▸ Problem to work on
Write out all of the records precisely. Skip anything that is a picture.
** Begin Record extracts **
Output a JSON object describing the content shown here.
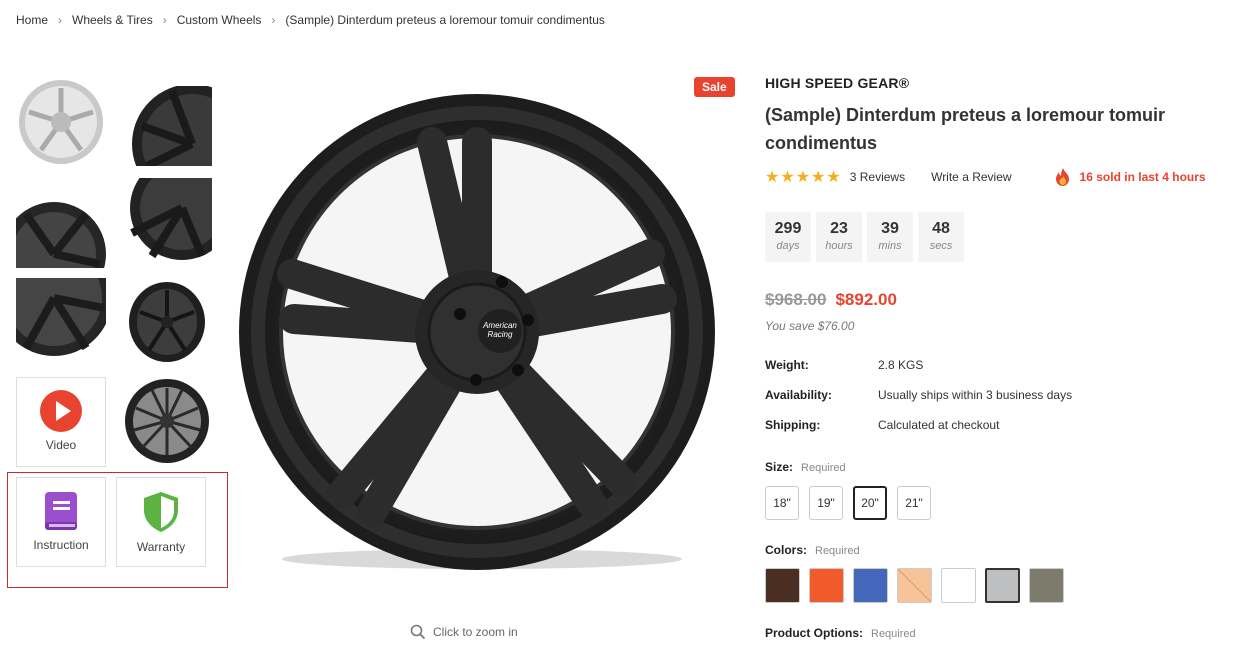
{
  "breadcrumb": {
    "items": [
      "Home",
      "Wheels & Tires",
      "Custom Wheels",
      "(Sample) Dinterdum preteus a loremour tomuir condimentus"
    ],
    "separator": ">"
  },
  "gallery": {
    "video_label": "Video",
    "instruction_label": "Instruction",
    "warranty_label": "Warranty",
    "zoom_hint": "Click to zoom in",
    "sale_badge": "Sale",
    "center_cap_text_1": "American",
    "center_cap_text_2": "Racing"
  },
  "product": {
    "brand": "HIGH SPEED GEAR®",
    "title": "(Sample) Dinterdum preteus a loremour tomuir condimentus",
    "stars": "★★★★★",
    "reviews": "3 Reviews",
    "write_review": "Write a Review",
    "sold_text": "16 sold in last 4 hours",
    "countdown": [
      {
        "value": "299",
        "unit": "days"
      },
      {
        "value": "23",
        "unit": "hours"
      },
      {
        "value": "39",
        "unit": "mins"
      },
      {
        "value": "48",
        "unit": "secs"
      }
    ],
    "old_price": "$968.00",
    "new_price": "$892.00",
    "you_save": "You save $76.00",
    "specs": [
      {
        "key": "Weight:",
        "value": "2.8 KGS"
      },
      {
        "key": "Availability:",
        "value": "Usually ships within 3 business days"
      },
      {
        "key": "Shipping:",
        "value": "Calculated at checkout"
      }
    ],
    "size_label": "Size:",
    "size_required": "Required",
    "sizes": [
      "18\"",
      "19\"",
      "20\"",
      "21\""
    ],
    "selected_size": "20\"",
    "colors_label": "Colors:",
    "colors_required": "Required",
    "colors": [
      "#4a2e22",
      "#f15a2b",
      "#4567bb",
      "#f7c49a",
      "#ffffff",
      "#bdbfc0",
      "#7d7b6c"
    ],
    "selected_color": "#bdbfc0",
    "options_label": "Product Options:",
    "options_required": "Required"
  },
  "theme": {
    "accent": "#e8432e",
    "star": "#f2b01e",
    "video_red": "#e8432e",
    "instruction_purple": "#9b4fcf",
    "warranty_green": "#5db342",
    "highlight_border": "#cc2a2a"
  }
}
** End Record extracts **
▸ The reply
Output a JSON object describing the content shown here.
{
  "breadcrumb": {
    "items": [
      "Home",
      "Wheels & Tires",
      "Custom Wheels",
      "(Sample) Dinterdum preteus a loremour tomuir condimentus"
    ],
    "separator": ">"
  },
  "gallery": {
    "video_label": "Video",
    "instruction_label": "Instruction",
    "warranty_label": "Warranty",
    "zoom_hint": "Click to zoom in",
    "sale_badge": "Sale",
    "center_cap_text_1": "American",
    "center_cap_text_2": "Racing"
  },
  "product": {
    "brand": "HIGH SPEED GEAR®",
    "title": "(Sample) Dinterdum preteus a loremour tomuir condimentus",
    "stars": "★★★★★",
    "reviews": "3 Reviews",
    "write_review": "Write a Review",
    "sold_text": "16 sold in last 4 hours",
    "countdown": [
      {
        "value": "299",
        "unit": "days"
      },
      {
        "value": "23",
        "unit": "hours"
      },
      {
        "value": "39",
        "unit": "mins"
      },
      {
        "value": "48",
        "unit": "secs"
      }
    ],
    "old_price": "$968.00",
    "new_price": "$892.00",
    "you_save": "You save $76.00",
    "specs": [
      {
        "key": "Weight:",
        "value": "2.8 KGS"
      },
      {
        "key": "Availability:",
        "value": "Usually ships within 3 business days"
      },
      {
        "key": "Shipping:",
        "value": "Calculated at checkout"
      }
    ],
    "size_label": "Size:",
    "size_required": "Required",
    "sizes": [
      "18\"",
      "19\"",
      "20\"",
      "21\""
    ],
    "selected_size": "20\"",
    "colors_label": "Colors:",
    "colors_required": "Required",
    "colors": [
      "#4a2e22",
      "#f15a2b",
      "#4567bb",
      "#f7c49a",
      "#ffffff",
      "#bdbfc0",
      "#7d7b6c"
    ],
    "selected_color": "#bdbfc0",
    "options_label": "Product Options:",
    "options_required": "Required"
  },
  "theme": {
    "accent": "#e8432e",
    "star": "#f2b01e",
    "video_red": "#e8432e",
    "instruction_purple": "#9b4fcf",
    "warranty_green": "#5db342",
    "highlight_border": "#cc2a2a"
  }
}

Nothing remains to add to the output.